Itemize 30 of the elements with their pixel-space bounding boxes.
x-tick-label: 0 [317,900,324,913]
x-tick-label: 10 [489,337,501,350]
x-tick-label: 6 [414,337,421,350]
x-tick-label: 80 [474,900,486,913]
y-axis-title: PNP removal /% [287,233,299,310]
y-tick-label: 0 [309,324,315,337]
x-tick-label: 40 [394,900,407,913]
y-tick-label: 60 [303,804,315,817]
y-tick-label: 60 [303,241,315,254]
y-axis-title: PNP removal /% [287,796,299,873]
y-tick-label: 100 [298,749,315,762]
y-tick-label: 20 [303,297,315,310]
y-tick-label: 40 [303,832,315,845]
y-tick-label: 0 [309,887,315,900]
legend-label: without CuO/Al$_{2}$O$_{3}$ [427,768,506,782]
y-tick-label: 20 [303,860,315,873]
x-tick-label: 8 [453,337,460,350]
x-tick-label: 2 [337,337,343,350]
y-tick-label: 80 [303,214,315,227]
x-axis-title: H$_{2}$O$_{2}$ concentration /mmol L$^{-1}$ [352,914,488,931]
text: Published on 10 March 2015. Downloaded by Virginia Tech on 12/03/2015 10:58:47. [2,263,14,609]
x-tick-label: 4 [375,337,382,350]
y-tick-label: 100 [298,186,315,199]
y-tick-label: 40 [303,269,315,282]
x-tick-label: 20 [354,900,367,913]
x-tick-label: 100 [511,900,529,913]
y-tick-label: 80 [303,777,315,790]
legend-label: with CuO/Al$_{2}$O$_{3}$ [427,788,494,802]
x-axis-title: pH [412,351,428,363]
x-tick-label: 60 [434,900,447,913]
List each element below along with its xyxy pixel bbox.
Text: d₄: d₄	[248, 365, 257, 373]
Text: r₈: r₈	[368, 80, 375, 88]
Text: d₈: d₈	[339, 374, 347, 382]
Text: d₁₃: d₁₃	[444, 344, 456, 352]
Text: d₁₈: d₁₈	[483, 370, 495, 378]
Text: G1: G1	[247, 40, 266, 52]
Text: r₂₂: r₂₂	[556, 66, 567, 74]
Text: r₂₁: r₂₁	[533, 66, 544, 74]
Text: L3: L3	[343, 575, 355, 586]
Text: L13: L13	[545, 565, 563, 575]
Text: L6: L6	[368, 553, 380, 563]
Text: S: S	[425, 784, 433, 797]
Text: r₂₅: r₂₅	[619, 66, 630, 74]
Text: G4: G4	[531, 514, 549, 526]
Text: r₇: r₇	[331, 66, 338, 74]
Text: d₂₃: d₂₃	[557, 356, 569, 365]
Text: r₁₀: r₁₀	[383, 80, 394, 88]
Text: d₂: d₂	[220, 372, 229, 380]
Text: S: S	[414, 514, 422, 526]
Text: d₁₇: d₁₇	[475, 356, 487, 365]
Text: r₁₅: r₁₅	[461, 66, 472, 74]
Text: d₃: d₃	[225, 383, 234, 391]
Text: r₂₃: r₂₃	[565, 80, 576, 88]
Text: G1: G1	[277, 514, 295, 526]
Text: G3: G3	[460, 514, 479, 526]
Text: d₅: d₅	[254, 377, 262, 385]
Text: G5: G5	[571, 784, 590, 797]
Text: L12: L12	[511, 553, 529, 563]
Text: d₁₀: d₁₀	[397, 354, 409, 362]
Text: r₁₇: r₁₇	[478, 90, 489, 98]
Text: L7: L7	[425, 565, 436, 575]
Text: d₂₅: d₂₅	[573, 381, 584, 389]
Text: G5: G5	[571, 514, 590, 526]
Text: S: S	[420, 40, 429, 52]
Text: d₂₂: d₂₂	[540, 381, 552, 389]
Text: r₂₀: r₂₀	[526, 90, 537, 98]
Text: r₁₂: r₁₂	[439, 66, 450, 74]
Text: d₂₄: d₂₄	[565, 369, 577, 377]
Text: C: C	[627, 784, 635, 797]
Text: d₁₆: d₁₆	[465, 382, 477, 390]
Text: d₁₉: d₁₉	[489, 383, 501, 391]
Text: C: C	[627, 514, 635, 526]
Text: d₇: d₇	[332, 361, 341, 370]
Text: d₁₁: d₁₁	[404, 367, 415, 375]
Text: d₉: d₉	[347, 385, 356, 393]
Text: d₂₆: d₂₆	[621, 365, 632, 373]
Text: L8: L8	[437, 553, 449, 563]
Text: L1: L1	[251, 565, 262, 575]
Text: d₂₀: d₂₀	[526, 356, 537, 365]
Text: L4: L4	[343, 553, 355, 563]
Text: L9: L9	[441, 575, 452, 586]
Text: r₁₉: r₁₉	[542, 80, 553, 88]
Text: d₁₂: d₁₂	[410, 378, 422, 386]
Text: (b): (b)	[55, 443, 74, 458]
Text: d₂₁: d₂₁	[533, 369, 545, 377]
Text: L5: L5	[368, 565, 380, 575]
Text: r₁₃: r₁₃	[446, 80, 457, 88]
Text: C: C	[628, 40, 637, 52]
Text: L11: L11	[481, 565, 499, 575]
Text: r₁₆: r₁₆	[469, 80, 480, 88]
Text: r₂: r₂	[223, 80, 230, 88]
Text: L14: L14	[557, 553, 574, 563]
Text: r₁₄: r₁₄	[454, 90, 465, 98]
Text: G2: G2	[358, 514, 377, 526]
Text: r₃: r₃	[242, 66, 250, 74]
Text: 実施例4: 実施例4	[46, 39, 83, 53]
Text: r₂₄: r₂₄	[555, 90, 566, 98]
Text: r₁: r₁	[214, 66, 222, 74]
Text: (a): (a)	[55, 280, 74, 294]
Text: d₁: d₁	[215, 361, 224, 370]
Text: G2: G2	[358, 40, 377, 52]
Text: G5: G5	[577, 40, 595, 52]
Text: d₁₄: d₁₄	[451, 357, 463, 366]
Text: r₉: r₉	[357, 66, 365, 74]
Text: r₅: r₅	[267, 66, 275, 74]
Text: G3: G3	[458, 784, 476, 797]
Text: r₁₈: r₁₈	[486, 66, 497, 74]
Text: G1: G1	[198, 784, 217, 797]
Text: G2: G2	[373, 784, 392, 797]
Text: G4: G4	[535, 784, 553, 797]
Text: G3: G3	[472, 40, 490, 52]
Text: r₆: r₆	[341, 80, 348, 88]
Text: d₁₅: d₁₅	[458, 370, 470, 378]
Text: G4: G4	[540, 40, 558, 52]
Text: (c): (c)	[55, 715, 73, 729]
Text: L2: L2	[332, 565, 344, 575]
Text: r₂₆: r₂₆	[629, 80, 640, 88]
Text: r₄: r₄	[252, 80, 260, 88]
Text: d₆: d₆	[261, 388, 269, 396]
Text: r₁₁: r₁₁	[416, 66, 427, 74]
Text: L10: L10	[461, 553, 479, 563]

Do this »
Select every line in the listing above that contains the string "pixel" and copy each one. Treat uppercase and lowercase letters as different.

Finished exercise »
Itemize 30 of the elements with their pixel-space bounding boxes.
List each element below along with its xyxy pixel bbox.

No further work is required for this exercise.